### Passage for review

2. Did the State Pollution Control Board follow the guidelines of the Central Pollution Control Board by preparing a ‘Zoning Atlas’ [for the uninitiated, please google this] to identify ‘Sensitive Zones’ and ‘Pollution Sensitivity’ of the area?
3. Coke, in layman terms, is a purified form of coal. So, when the NGT had already banned coal mining in Meghalaya in 2014, where is the coal used by these factories coming from? Is rat-hole mining still happening in coal-rich Shallang?
4. To get coke, coal has to be burnt at over a 1000 degrees. What fuel are these factories using? If it is firewood or charcoal, where is the source located? Are any forest areas being destroyed in the process?
5. Coke is usually mixed in concoctions to manufacture steel or cement. Are these factories in connivance with cement and iron ore industries operating in Jaiñtia Hills and Byrnihat? Is there a collusion between these factory owners, politicians, and government officials of the Commerce and Industries, Forest or Mining departments?

### Questions to answer
**a.** In the passage on coke factories in Meghalaya, in what year did the NGT ban coal mining in Meghalaya?
**b.** Continue the passage on coke factories in Meghalaya from where it stops.

### Document structure recognition records
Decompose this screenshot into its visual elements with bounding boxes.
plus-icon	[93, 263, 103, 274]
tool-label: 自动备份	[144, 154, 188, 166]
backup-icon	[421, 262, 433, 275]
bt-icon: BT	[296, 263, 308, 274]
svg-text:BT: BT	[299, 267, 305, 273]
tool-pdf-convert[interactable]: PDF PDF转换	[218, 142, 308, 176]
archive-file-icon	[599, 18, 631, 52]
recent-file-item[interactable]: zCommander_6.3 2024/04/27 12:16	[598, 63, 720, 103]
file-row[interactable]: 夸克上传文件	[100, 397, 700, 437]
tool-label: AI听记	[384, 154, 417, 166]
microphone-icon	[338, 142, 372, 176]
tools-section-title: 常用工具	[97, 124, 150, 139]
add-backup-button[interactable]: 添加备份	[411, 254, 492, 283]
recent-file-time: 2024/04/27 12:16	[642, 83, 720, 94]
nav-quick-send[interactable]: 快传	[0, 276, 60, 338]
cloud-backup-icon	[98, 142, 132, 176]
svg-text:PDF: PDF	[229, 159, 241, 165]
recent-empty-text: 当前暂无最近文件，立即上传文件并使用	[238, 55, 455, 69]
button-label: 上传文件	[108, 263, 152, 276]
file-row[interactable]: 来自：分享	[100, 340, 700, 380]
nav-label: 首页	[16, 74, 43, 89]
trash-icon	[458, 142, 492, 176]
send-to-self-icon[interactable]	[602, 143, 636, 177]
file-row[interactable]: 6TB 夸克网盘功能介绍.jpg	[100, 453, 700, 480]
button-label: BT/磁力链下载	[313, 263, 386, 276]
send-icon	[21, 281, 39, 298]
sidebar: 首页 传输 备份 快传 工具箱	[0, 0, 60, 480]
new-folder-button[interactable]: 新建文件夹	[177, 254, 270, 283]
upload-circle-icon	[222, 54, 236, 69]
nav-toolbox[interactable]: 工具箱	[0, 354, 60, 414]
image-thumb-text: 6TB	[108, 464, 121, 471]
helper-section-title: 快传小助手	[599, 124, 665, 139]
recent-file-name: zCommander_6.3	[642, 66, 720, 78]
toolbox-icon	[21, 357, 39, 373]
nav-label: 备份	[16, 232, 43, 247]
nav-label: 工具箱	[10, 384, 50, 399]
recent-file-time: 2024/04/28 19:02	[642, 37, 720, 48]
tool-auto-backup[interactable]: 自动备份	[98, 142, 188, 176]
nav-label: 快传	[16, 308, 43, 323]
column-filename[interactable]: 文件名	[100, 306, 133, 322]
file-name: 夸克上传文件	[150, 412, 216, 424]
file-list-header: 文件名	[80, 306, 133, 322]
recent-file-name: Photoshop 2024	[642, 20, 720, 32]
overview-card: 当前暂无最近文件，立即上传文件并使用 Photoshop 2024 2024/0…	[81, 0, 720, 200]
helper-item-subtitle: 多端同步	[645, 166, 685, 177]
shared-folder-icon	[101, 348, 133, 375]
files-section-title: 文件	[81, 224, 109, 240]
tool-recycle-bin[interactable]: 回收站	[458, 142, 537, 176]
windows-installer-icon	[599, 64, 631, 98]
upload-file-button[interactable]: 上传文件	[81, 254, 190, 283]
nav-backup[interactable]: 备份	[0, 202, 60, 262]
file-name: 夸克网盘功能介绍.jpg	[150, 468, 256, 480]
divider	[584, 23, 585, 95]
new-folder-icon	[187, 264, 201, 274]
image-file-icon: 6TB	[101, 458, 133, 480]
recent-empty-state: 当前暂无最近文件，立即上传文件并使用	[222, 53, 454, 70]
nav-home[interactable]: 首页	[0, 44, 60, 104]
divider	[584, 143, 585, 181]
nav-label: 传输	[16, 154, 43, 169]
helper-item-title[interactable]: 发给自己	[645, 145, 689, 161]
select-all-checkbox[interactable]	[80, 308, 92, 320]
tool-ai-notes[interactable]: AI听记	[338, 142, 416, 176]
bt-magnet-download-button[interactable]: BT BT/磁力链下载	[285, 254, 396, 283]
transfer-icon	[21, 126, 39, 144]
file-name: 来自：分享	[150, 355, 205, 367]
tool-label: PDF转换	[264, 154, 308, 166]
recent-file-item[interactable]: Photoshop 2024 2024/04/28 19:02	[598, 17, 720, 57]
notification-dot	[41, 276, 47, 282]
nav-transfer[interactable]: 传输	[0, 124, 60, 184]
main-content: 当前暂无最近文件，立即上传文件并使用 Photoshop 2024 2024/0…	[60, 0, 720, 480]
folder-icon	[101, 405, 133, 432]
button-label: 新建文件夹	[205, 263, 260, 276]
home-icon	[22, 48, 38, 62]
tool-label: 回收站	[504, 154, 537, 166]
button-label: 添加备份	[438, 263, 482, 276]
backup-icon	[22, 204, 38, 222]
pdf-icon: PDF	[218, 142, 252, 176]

### Results of the exercise
**a.** 2014

**b.**
6. Was the Chief Minister misled or pressurised by any party MLA/MLAs, businessmen, technocrats or bureaucrats to give clearances to so many factories located in one place? If he was, will he withdraw the clearances as they definitely pose health risks to the people? If he wasn’t, is he willing to ‘quarantine’ himself and let his Deputy take over and order an independent judicial or CBI probe? Will he expedite the matter to a neutral agency for a fair investigation to ‘uncloud the air’? Is this one of the reasons why he vacated his seat in Parliament and jostled his way to Chief Ministership?
These are some questions that demand answers. But will he speak up? Will he clarify how the haphazard establishment of multiple coke plants determine a more “liveable place?” Will he explain his double-tongue approach towards environmental policies of the state? Because his outward soft-speaking self seemingly hides his mischievous agenda. Or will he emulate Prime Minister Narendra Modi who doesn’t address hard-hitting questions? If he doesn’t address this issue then I will lend voice to more questions hovering around Meghalaya’s polluted air such as unabated limestone mining, remorseless timber smuggling to dubious factories, issuing of deceitful transport permits, and others that warrant an explanation from the horse’s mouth.
More pertinently, will organisations like the ICARE, Shillong We Care, COMSO, and other Brave Hearts of the Khasi ‘jaidbynriew’, particularly those in West Khasi Hills, pin the Chief Minister? Or will they sweep it under the rug because coke fetches a better price than coal? Will the Opposition Congress Party dig up this issue or is it knee-deep into this ruckus because something is definitely ‘coking’; I’m not cooking anything up!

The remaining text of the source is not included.